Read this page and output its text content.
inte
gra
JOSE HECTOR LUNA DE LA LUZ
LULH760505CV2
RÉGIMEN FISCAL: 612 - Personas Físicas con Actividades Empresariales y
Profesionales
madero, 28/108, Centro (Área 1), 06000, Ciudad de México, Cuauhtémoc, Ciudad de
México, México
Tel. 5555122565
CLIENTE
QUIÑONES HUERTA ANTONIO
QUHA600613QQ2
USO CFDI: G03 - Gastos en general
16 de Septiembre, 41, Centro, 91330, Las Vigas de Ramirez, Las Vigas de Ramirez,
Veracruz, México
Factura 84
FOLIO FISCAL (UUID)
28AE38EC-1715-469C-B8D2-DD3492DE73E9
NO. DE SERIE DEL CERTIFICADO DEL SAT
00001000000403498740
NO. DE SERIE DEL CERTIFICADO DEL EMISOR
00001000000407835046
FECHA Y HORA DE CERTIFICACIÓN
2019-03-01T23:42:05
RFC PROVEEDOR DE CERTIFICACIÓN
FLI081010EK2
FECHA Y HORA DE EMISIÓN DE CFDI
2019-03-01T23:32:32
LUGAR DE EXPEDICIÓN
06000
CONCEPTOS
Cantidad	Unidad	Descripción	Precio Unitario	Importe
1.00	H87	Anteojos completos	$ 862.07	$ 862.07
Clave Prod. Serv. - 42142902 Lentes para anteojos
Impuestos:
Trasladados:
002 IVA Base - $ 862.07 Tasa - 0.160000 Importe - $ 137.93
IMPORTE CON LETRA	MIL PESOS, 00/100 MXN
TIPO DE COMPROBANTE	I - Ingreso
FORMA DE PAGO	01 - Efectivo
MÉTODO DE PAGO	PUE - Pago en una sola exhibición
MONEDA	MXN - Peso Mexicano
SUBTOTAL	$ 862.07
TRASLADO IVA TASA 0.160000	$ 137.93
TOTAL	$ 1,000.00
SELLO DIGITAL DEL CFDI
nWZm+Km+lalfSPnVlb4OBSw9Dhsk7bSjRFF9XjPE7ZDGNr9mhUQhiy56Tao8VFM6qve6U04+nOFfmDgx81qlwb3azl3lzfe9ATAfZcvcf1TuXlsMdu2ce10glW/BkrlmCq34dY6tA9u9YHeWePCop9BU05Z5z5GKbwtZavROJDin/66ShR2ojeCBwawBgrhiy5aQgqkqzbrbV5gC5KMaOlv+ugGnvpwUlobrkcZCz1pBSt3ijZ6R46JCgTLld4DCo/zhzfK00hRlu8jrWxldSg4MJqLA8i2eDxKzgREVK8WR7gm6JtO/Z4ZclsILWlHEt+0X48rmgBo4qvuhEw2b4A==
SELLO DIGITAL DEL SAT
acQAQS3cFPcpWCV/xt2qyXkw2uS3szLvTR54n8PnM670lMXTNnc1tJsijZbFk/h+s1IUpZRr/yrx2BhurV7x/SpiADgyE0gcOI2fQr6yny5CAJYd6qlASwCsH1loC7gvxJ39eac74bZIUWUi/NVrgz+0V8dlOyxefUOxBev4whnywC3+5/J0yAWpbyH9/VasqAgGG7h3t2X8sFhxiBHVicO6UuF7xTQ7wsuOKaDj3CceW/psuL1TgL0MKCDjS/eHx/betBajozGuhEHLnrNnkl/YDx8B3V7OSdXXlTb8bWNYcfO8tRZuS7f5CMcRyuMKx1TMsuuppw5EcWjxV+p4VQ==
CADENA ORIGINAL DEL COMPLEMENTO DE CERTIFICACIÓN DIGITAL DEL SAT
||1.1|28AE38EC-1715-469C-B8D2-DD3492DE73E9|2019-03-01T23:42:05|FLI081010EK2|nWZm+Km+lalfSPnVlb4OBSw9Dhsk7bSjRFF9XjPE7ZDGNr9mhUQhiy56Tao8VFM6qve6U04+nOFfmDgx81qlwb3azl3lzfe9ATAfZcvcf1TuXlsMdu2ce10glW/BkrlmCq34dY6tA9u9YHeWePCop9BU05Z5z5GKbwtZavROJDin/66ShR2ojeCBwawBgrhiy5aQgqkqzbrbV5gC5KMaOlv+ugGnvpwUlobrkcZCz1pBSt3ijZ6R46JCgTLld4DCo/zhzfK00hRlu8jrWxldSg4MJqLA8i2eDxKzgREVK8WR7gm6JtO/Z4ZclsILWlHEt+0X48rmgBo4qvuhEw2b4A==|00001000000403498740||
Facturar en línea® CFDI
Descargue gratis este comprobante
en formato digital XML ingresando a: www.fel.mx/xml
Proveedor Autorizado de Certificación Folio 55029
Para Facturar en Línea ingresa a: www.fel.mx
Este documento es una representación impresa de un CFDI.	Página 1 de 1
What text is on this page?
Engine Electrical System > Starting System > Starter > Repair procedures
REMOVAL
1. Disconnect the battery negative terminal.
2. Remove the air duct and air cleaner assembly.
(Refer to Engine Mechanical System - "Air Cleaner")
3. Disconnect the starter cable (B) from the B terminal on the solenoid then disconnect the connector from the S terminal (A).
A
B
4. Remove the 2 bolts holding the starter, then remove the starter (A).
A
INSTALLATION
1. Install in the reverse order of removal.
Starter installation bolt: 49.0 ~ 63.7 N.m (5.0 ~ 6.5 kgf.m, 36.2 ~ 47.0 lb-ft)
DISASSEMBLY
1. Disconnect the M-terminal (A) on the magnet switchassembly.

Exercise task:
Copy out the material above in its entirety. Every detail must match.

Response to this task:
Read this page and output its text content.
inte
gra
JOSE HECTOR LUNA DE LA LUZ
LULH760505CV2
RÉGIMEN FISCAL: 612 - Personas Físicas con Actividades Empresariales y
Profesionales
madero, 28/108, Centro (Área 1), 06000, Ciudad de México, Cuauhtémoc, Ciudad de
México, México
Tel. 5555122565
CLIENTE
QUIÑONES HUERTA ANTONIO
QUHA600613QQ2
USO CFDI: G03 - Gastos en general
16 de Septiembre, 41, Centro, 91330, Las Vigas de Ramirez, Las Vigas de Ramirez,
Veracruz, México
Factura 84
FOLIO FISCAL (UUID)
28AE38EC-1715-469C-B8D2-DD3492DE73E9
NO. DE SERIE DEL CERTIFICADO DEL SAT
00001000000403498740
NO. DE SERIE DEL CERTIFICADO DEL EMISOR
00001000000407835046
FECHA Y HORA DE CERTIFICACIÓN
2019-03-01T23:42:05
RFC PROVEEDOR DE CERTIFICACIÓN
FLI081010EK2
FECHA Y HORA DE EMISIÓN DE CFDI
2019-03-01T23:32:32
LUGAR DE EXPEDICIÓN
06000
CONCEPTOS
Cantidad	Unidad	Descripción	Precio Unitario	Importe
1.00	H87	Anteojos completos	$ 862.07	$ 862.07
Clave Prod. Serv. - 42142902 Lentes para anteojos
Impuestos:
Trasladados:
002 IVA Base - $ 862.07 Tasa - 0.160000 Importe - $ 137.93
IMPORTE CON LETRA	MIL PESOS, 00/100 MXN
TIPO DE COMPROBANTE	I - Ingreso
FORMA DE PAGO	01 - Efectivo
MÉTODO DE PAGO	PUE - Pago en una sola exhibición
MONEDA	MXN - Peso Mexicano
SUBTOTAL	$ 862.07
TRASLADO IVA TASA 0.160000	$ 137.93
TOTAL	$ 1,000.00
SELLO DIGITAL DEL CFDI
nWZm+Km+lalfSPnVlb4OBSw9Dhsk7bSjRFF9XjPE7ZDGNr9mhUQhiy56Tao8VFM6qve6U04+nOFfmDgx81qlwb3azl3lzfe9ATAfZcvcf1TuXlsMdu2ce10glW/BkrlmCq34dY6tA9u9YHeWePCop9BU05Z5z5GKbwtZavROJDin/66ShR2ojeCBwawBgrhiy5aQgqkqzbrbV5gC5KMaOlv+ugGnvpwUlobrkcZCz1pBSt3ijZ6R46JCgTLld4DCo/zhzfK00hRlu8jrWxldSg4MJqLA8i2eDxKzgREVK8WR7gm6JtO/Z4ZclsILWlHEt+0X48rmgBo4qvuhEw2b4A==
SELLO DIGITAL DEL SAT
acQAQS3cFPcpWCV/xt2qyXkw2uS3szLvTR54n8PnM670lMXTNnc1tJsijZbFk/h+s1IUpZRr/yrx2BhurV7x/SpiADgyE0gcOI2fQr6yny5CAJYd6qlASwCsH1loC7gvxJ39eac74bZIUWUi/NVrgz+0V8dlOyxefUOxBev4whnywC3+5/J0yAWpbyH9/VasqAgGG7h3t2X8sFhxiBHVicO6UuF7xTQ7wsuOKaDj3CceW/psuL1TgL0MKCDjS/eHx/betBajozGuhEHLnrNnkl/YDx8B3V7OSdXXlTb8bWNYcfO8tRZuS7f5CMcRyuMKx1TMsuuppw5EcWjxV+p4VQ==
CADENA ORIGINAL DEL COMPLEMENTO DE CERTIFICACIÓN DIGITAL DEL SAT
||1.1|28AE38EC-1715-469C-B8D2-DD3492DE73E9|2019-03-01T23:42:05|FLI081010EK2|nWZm+Km+lalfSPnVlb4OBSw9Dhsk7bSjRFF9XjPE7ZDGNr9mhUQhiy56Tao8VFM6qve6U04+nOFfmDgx81qlwb3azl3lzfe9ATAfZcvcf1TuXlsMdu2ce10glW/BkrlmCq34dY6tA9u9YHeWePCop9BU05Z5z5GKbwtZavROJDin/66ShR2ojeCBwawBgrhiy5aQgqkqzbrbV5gC5KMaOlv+ugGnvpwUlobrkcZCz1pBSt3ijZ6R46JCgTLld4DCo/zhzfK00hRlu8jrWxldSg4MJqLA8i2eDxKzgREVK8WR7gm6JtO/Z4ZclsILWlHEt+0X48rmgBo4qvuhEw2b4A==|00001000000403498740||
Facturar en línea® CFDI
Descargue gratis este comprobante
en formato digital XML ingresando a: www.fel.mx/xml
Proveedor Autorizado de Certificación Folio 55029
Para Facturar en Línea ingresa a: www.fel.mx
Este documento es una representación impresa de un CFDI.	Página 1 de 1
What text is on this page?
Engine Electrical System > Starting System > Starter > Repair procedures
REMOVAL
1. Disconnect the battery negative terminal.
2. Remove the air duct and air cleaner assembly.
(Refer to Engine Mechanical System - "Air Cleaner")
3. Disconnect the starter cable (B) from the B terminal on the solenoid then disconnect the connector from the S terminal (A).
A
B
4. Remove the 2 bolts holding the starter, then remove the starter (A).
A
INSTALLATION
1. Install in the reverse order of removal.
Starter installation bolt: 49.0 ~ 63.7 N.m (5.0 ~ 6.5 kgf.m, 36.2 ~ 47.0 lb-ft)
DISASSEMBLY
1. Disconnect the M-terminal (A) on the magnet switchassembly.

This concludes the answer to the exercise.